Stated goal:
Filter the entries below, keeping only lines with the word "anche".

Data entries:

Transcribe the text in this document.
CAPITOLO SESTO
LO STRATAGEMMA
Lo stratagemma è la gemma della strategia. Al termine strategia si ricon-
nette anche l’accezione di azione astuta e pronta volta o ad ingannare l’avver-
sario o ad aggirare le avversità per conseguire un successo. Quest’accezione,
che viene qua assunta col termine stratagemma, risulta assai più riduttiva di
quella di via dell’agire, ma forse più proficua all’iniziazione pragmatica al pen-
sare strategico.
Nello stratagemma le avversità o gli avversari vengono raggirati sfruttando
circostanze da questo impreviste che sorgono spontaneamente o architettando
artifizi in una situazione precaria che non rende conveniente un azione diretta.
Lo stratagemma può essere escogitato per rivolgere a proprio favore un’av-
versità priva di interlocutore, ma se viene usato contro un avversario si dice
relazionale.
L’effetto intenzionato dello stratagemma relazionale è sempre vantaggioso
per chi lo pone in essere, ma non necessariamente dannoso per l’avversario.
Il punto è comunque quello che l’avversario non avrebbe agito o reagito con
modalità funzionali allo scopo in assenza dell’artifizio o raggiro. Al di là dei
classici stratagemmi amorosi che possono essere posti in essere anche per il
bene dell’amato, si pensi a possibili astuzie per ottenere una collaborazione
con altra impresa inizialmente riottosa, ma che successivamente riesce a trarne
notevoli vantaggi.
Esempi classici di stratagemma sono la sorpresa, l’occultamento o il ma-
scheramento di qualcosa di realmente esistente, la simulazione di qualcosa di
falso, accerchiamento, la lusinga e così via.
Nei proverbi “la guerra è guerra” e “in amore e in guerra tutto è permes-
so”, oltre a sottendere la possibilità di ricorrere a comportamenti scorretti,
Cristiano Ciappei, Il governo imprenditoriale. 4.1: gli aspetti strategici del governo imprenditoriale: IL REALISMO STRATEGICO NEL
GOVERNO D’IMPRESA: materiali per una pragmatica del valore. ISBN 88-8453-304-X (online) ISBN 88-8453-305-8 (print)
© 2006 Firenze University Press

--

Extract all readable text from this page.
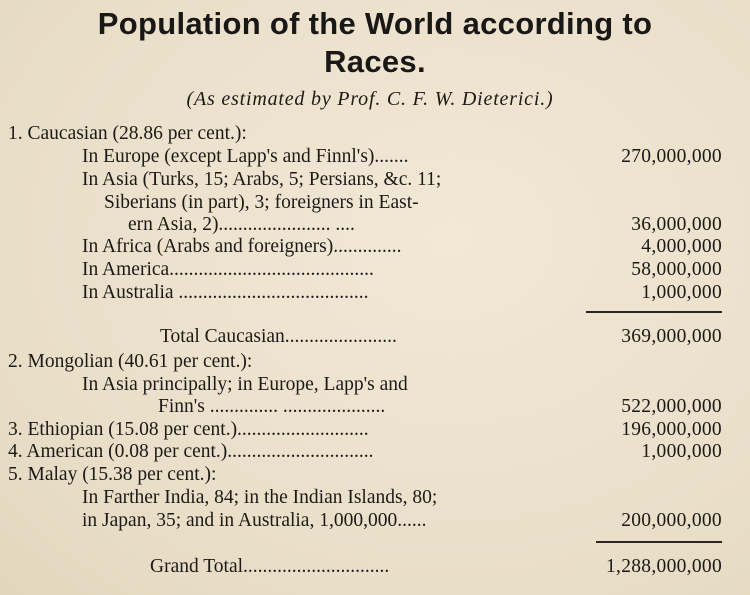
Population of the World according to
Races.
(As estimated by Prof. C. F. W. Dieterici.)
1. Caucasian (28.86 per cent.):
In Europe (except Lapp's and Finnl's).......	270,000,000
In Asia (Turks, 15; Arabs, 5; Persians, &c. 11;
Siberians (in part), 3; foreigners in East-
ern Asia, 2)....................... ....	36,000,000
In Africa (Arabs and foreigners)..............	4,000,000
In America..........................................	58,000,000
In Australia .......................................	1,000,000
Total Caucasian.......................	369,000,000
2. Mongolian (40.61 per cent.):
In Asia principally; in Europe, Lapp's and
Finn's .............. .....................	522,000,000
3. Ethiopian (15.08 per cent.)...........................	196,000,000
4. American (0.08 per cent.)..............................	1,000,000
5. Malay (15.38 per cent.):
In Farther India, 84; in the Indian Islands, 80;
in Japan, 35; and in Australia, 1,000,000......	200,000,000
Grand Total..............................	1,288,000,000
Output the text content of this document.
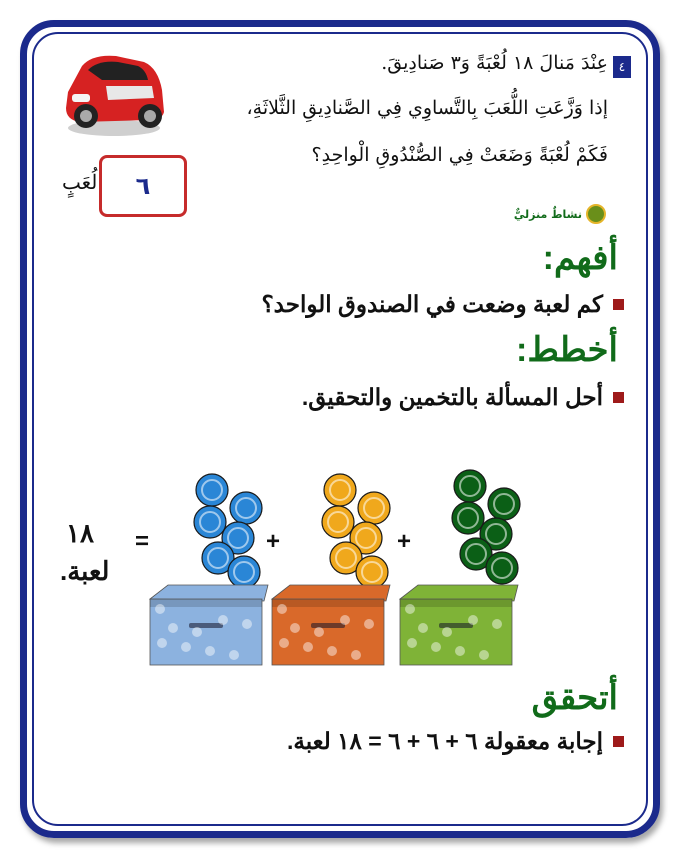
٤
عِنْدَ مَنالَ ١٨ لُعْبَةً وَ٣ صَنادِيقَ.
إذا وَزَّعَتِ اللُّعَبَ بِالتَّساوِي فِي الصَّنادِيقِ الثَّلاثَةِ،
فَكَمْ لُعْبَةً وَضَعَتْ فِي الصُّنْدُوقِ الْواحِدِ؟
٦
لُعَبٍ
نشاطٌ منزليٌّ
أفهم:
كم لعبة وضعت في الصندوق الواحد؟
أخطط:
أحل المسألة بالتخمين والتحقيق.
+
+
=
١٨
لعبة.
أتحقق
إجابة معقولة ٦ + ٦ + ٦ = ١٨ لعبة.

Full answer:
nette anche l’accezione di azione astuta e pronta volta o ad ingannare l’avver-
classici stratagemmi amorosi che possono essere posti in essere anche per il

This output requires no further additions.